[Start of Records provided]

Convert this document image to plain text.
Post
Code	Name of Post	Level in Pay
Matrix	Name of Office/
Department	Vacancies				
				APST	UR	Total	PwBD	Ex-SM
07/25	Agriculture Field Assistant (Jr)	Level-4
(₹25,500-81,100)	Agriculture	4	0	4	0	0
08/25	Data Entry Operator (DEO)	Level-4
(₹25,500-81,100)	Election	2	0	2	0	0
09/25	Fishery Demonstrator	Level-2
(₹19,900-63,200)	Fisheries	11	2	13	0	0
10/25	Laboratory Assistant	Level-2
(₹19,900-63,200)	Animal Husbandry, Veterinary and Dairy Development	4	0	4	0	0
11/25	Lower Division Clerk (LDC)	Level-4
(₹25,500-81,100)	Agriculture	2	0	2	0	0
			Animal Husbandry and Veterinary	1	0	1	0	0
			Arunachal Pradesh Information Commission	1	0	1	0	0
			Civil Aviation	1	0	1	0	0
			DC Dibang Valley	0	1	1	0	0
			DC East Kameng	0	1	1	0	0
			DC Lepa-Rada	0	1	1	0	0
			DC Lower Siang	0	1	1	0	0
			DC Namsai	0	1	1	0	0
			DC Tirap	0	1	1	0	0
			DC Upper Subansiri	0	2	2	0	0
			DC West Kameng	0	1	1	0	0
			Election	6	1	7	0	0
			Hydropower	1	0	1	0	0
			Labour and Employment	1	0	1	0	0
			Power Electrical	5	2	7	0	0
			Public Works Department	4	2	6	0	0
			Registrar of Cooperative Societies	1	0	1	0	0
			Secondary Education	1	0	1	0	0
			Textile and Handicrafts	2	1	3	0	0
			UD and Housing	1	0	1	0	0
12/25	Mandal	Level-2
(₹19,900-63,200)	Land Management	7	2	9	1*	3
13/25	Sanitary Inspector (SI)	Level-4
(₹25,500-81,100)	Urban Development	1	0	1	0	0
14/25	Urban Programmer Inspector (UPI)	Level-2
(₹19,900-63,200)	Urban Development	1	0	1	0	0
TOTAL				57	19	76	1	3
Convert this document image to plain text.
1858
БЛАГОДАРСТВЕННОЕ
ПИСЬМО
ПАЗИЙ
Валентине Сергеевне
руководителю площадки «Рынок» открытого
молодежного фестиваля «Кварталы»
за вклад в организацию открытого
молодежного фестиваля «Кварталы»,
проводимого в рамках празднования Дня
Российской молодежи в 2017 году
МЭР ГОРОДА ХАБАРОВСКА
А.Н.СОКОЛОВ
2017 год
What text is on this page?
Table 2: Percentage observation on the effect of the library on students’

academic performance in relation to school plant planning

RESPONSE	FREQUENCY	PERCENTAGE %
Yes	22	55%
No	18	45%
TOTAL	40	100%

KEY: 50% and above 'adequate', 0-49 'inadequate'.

[End of Records provided]

**Exercise**
Return every record above exactly as it appears.

**Reply to the task**
Convert this document image to plain text.
Post
Code	Name of Post	Level in Pay
Matrix	Name of Office/
Department	Vacancies				
				APST	UR	Total	PwBD	Ex-SM
07/25	Agriculture Field Assistant (Jr)	Level-4
(₹25,500-81,100)	Agriculture	4	0	4	0	0
08/25	Data Entry Operator (DEO)	Level-4
(₹25,500-81,100)	Election	2	0	2	0	0
09/25	Fishery Demonstrator	Level-2
(₹19,900-63,200)	Fisheries	11	2	13	0	0
10/25	Laboratory Assistant	Level-2
(₹19,900-63,200)	Animal Husbandry, Veterinary and Dairy Development	4	0	4	0	0
11/25	Lower Division Clerk (LDC)	Level-4
(₹25,500-81,100)	Agriculture	2	0	2	0	0
			Animal Husbandry and Veterinary	1	0	1	0	0
			Arunachal Pradesh Information Commission	1	0	1	0	0
			Civil Aviation	1	0	1	0	0
			DC Dibang Valley	0	1	1	0	0
			DC East Kameng	0	1	1	0	0
			DC Lepa-Rada	0	1	1	0	0
			DC Lower Siang	0	1	1	0	0
			DC Namsai	0	1	1	0	0
			DC Tirap	0	1	1	0	0
			DC Upper Subansiri	0	2	2	0	0
			DC West Kameng	0	1	1	0	0
			Election	6	1	7	0	0
			Hydropower	1	0	1	0	0
			Labour and Employment	1	0	1	0	0
			Power Electrical	5	2	7	0	0
			Public Works Department	4	2	6	0	0
			Registrar of Cooperative Societies	1	0	1	0	0
			Secondary Education	1	0	1	0	0
			Textile and Handicrafts	2	1	3	0	0
			UD and Housing	1	0	1	0	0
12/25	Mandal	Level-2
(₹19,900-63,200)	Land Management	7	2	9	1*	3
13/25	Sanitary Inspector (SI)	Level-4
(₹25,500-81,100)	Urban Development	1	0	1	0	0
14/25	Urban Programmer Inspector (UPI)	Level-2
(₹19,900-63,200)	Urban Development	1	0	1	0	0
TOTAL				57	19	76	1	3
Convert this document image to plain text.
1858
БЛАГОДАРСТВЕННОЕ
ПИСЬМО
ПАЗИЙ
Валентине Сергеевне
руководителю площадки «Рынок» открытого
молодежного фестиваля «Кварталы»
за вклад в организацию открытого
молодежного фестиваля «Кварталы»,
проводимого в рамках празднования Дня
Российской молодежи в 2017 году
МЭР ГОРОДА ХАБАРОВСКА
А.Н.СОКОЛОВ
2017 год
What text is on this page?
Table 2: Percentage observation on the effect of the library on students’

academic performance in relation to school plant planning

RESPONSE	FREQUENCY	PERCENTAGE %
Yes	22	55%
No	18	45%
TOTAL	40	100%

KEY: 50% and above 'adequate', 0-49 'inadequate'.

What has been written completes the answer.